▶ [Problem statement]: Search the material below for the word "screenshot". Copy every line that has it.

▶ [Figure contents as structured data]:
========
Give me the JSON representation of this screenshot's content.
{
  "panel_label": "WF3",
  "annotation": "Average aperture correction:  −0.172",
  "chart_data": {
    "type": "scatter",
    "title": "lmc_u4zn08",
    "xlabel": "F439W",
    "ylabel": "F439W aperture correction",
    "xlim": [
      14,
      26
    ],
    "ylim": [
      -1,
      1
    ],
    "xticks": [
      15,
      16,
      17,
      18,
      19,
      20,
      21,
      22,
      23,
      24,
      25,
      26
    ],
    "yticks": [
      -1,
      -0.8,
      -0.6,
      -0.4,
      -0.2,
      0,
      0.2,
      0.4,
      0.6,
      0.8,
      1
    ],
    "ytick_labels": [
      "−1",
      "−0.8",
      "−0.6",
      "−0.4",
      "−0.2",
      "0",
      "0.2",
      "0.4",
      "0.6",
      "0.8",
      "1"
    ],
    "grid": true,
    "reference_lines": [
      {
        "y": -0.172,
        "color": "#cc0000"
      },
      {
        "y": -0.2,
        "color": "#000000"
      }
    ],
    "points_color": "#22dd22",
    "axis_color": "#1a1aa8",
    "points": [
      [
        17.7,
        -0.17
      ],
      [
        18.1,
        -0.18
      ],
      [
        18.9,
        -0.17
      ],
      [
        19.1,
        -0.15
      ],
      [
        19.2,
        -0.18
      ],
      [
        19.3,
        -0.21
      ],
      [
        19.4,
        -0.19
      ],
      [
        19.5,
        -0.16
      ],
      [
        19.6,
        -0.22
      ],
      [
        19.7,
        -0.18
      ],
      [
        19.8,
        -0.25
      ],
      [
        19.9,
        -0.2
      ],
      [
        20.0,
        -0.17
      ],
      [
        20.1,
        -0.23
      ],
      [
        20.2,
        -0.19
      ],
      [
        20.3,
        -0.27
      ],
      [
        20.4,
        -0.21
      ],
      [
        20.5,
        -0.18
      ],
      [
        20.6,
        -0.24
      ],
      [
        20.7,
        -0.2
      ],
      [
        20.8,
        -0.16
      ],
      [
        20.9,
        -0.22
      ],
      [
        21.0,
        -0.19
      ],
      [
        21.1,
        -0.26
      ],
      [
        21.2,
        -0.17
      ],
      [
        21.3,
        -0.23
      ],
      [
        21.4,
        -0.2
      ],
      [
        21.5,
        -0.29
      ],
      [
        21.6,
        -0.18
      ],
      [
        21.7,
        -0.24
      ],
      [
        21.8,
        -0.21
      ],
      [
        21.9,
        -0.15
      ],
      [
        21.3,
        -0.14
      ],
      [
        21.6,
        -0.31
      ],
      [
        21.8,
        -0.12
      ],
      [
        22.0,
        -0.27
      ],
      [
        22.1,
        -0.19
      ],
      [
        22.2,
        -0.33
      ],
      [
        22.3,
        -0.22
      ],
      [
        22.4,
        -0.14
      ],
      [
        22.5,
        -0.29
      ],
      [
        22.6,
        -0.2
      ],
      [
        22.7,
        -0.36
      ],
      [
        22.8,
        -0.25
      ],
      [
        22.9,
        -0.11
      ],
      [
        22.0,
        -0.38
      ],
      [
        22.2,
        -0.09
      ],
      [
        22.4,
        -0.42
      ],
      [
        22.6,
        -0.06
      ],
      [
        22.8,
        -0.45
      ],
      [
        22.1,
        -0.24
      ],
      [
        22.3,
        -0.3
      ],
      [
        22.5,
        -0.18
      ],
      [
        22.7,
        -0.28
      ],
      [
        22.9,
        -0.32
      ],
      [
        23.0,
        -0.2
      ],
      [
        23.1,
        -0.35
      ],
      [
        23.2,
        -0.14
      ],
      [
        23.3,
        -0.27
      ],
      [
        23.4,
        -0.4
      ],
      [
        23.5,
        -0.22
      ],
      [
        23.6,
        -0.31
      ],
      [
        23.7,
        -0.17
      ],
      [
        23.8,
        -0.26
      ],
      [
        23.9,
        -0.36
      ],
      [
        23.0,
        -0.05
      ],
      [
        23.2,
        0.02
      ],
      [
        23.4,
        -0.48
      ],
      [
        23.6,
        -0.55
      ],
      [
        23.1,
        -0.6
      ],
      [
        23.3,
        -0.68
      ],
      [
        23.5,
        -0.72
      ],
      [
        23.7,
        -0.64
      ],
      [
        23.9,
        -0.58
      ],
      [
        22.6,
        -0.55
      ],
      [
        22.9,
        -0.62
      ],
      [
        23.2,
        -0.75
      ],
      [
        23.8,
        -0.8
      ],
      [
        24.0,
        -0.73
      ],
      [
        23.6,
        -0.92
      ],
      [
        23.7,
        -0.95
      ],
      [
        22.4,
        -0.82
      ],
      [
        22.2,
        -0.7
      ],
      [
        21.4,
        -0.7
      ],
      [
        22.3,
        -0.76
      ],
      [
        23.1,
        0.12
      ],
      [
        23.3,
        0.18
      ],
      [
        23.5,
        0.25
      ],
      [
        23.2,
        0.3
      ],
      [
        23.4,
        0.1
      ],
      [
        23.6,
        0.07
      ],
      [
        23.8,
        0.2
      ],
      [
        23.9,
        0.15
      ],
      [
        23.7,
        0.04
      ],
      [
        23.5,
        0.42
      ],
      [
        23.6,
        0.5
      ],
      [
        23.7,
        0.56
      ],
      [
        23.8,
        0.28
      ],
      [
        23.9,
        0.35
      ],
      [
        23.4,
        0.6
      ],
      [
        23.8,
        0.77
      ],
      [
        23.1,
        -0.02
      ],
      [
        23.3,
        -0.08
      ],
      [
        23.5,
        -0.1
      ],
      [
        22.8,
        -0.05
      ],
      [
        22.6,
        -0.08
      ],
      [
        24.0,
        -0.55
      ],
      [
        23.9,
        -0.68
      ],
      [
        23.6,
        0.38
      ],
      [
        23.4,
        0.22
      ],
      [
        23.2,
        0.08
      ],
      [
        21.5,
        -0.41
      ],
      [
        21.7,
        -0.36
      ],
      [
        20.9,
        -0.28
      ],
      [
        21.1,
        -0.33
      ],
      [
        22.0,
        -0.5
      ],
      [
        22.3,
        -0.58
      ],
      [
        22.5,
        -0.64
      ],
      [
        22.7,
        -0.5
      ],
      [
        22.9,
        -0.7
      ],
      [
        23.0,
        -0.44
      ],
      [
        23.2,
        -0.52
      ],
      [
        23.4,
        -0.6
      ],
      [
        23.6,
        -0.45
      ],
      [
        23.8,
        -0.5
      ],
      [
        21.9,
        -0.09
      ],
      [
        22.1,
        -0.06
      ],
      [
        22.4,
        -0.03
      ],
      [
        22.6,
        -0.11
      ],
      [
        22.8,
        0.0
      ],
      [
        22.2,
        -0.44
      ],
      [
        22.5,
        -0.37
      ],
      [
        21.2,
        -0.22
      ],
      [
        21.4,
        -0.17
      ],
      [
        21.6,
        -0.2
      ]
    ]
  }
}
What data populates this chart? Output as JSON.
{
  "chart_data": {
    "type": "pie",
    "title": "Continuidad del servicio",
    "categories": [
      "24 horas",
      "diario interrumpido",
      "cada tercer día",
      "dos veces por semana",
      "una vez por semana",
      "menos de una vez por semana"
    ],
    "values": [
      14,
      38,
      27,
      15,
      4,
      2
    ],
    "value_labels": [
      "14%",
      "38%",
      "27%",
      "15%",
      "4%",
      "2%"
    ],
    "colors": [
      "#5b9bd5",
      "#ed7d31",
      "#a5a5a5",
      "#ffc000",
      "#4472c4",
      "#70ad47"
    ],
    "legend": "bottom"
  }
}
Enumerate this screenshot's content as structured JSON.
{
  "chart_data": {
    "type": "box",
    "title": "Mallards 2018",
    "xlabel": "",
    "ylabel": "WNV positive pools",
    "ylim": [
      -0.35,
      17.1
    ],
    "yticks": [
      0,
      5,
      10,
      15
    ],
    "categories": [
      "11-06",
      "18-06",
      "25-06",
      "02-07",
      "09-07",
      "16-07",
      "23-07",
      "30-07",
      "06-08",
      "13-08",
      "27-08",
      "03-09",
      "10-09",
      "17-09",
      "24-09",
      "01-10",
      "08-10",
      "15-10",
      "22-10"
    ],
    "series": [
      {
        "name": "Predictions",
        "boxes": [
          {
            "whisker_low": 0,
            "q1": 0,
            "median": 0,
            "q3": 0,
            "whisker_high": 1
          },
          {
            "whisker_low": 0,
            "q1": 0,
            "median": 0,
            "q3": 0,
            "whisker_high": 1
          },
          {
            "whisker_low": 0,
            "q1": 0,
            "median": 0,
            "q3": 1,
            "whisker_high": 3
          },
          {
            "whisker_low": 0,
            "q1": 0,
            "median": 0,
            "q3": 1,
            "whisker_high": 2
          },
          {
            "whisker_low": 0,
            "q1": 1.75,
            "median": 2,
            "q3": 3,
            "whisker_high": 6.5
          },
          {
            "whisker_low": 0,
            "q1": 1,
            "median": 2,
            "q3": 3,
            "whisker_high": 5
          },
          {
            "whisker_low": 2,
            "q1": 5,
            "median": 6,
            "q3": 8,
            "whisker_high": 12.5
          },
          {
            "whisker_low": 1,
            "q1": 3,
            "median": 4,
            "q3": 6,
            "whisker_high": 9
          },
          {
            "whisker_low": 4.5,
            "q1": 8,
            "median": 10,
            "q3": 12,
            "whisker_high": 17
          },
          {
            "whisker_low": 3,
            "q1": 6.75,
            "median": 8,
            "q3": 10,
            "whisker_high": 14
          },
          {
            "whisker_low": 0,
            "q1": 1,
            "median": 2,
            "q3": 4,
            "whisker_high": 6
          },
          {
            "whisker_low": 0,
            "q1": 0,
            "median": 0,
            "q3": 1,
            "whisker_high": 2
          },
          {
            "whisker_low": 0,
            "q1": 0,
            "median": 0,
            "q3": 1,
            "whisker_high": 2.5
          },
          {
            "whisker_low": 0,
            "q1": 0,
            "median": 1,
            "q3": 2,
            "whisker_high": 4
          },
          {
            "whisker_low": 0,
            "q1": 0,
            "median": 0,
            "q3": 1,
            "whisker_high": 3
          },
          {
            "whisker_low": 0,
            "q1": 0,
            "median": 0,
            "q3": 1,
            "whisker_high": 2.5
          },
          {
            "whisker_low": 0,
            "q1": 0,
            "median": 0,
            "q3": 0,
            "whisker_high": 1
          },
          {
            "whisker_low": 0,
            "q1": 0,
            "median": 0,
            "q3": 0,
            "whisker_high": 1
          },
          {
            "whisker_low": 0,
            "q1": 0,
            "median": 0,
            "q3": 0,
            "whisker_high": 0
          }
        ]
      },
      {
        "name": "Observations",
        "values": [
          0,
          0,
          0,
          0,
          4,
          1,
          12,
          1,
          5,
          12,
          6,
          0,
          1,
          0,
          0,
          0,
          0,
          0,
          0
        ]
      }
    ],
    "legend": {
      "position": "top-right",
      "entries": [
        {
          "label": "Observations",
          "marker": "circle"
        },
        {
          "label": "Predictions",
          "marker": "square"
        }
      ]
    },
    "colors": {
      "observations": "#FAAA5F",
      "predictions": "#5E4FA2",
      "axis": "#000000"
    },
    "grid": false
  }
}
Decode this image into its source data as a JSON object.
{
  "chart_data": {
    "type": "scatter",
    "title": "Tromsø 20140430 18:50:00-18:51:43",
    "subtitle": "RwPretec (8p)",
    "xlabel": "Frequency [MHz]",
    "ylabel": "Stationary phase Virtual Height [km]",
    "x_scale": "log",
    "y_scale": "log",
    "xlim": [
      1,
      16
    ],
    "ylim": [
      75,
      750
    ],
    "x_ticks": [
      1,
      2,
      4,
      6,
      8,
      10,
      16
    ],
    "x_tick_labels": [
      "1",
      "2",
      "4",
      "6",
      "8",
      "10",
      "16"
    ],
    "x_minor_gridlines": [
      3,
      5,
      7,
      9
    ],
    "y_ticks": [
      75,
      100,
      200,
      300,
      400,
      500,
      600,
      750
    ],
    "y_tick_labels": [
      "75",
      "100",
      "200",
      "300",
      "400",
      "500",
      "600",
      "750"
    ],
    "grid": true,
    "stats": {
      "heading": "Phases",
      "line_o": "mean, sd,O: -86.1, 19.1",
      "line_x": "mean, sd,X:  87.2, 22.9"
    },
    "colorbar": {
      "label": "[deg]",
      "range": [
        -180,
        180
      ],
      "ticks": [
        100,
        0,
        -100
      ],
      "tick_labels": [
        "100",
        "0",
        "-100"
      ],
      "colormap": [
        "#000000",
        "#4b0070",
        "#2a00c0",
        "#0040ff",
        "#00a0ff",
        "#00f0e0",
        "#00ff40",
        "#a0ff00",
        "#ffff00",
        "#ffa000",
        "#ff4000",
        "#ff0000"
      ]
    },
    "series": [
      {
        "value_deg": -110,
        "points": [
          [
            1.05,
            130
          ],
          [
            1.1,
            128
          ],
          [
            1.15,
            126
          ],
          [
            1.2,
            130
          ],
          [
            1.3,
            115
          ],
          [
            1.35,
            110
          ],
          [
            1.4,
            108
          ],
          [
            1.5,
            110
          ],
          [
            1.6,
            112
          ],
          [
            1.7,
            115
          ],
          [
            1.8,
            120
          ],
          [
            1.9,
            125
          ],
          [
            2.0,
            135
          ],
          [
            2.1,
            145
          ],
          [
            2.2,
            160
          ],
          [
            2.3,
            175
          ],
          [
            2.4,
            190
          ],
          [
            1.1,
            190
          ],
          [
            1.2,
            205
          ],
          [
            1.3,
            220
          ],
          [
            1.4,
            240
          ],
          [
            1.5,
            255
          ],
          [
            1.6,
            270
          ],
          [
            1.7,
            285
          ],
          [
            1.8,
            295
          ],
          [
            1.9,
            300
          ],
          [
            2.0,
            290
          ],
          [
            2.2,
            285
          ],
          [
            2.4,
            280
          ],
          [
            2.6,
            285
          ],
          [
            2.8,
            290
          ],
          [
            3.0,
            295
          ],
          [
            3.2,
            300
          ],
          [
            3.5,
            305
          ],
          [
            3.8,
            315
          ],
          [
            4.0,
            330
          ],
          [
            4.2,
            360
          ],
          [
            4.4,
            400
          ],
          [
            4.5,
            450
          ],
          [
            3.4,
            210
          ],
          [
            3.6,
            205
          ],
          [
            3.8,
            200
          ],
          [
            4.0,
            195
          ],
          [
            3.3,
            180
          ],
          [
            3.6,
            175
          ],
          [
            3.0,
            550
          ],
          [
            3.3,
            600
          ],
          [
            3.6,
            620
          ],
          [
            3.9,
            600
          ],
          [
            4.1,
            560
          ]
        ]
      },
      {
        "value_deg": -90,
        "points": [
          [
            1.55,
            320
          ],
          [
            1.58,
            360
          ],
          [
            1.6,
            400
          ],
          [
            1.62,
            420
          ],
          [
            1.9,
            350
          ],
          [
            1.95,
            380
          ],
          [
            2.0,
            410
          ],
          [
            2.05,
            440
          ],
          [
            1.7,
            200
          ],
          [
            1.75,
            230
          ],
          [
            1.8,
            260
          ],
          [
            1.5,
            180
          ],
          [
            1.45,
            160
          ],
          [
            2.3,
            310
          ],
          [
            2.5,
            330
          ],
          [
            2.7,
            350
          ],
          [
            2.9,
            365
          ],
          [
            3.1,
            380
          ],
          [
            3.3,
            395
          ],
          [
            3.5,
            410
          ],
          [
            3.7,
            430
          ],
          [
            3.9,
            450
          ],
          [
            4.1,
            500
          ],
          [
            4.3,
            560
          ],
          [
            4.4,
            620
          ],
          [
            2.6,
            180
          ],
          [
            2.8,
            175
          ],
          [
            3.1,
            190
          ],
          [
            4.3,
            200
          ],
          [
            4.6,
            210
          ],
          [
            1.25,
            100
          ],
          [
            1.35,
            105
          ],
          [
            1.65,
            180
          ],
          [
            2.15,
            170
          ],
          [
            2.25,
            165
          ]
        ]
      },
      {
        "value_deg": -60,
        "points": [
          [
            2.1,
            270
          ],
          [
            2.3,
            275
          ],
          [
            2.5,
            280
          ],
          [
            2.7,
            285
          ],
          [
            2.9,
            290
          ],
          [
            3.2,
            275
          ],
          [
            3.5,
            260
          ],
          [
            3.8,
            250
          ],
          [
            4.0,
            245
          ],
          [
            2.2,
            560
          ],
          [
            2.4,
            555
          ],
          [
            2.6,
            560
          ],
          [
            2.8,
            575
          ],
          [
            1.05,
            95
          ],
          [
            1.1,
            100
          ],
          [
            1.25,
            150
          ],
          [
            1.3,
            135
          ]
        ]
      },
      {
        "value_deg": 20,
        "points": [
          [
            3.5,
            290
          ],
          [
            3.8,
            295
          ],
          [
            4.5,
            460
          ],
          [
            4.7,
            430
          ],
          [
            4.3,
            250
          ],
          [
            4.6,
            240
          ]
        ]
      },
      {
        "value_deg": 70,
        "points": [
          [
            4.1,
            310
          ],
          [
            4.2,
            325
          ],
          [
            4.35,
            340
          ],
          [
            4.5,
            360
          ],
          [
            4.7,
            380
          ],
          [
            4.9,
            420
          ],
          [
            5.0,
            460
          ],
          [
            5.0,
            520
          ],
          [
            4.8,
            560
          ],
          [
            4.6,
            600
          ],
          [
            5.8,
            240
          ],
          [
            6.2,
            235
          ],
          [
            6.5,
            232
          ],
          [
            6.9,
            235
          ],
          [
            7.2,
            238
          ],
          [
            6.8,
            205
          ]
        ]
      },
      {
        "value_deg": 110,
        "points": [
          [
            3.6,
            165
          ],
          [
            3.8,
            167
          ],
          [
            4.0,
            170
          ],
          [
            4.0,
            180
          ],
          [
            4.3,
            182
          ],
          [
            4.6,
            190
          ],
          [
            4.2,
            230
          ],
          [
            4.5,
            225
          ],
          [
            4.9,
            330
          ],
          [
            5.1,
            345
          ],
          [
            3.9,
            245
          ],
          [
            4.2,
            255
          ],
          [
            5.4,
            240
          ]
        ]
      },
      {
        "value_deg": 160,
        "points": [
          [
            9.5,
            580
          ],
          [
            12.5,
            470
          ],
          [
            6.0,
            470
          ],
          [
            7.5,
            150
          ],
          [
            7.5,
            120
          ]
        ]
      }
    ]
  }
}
========
▶ [The answer]:
Give me the JSON representation of this screenshot's content.
Enumerate this screenshot's content as structured JSON.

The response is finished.